— start Extracted data —

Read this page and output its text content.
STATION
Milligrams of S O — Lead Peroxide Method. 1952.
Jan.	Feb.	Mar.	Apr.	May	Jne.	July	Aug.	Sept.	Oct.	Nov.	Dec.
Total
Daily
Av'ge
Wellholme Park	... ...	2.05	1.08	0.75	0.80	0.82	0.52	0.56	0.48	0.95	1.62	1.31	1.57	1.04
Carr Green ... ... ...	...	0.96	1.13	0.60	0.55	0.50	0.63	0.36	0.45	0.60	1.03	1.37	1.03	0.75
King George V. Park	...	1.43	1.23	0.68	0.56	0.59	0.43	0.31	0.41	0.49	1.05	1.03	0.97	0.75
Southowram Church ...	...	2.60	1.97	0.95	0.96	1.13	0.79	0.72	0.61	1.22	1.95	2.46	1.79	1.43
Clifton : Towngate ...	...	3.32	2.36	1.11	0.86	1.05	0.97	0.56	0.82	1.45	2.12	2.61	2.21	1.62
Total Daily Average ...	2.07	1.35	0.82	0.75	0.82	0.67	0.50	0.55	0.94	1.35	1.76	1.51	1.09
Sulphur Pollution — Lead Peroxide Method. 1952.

— end Extracted data —

Read the data above and pull out each line that holds the string "Park".

**Full output:**
Wellholme Park	... ...	2.05	1.08	0.75	0.80	0.82	0.52	0.56	0.48	0.95	1.62	1.31	1.57	1.04
King George V. Park	...	1.43	1.23	0.68	0.56	0.59	0.43	0.31	0.41	0.49	1.05	1.03	0.97	0.75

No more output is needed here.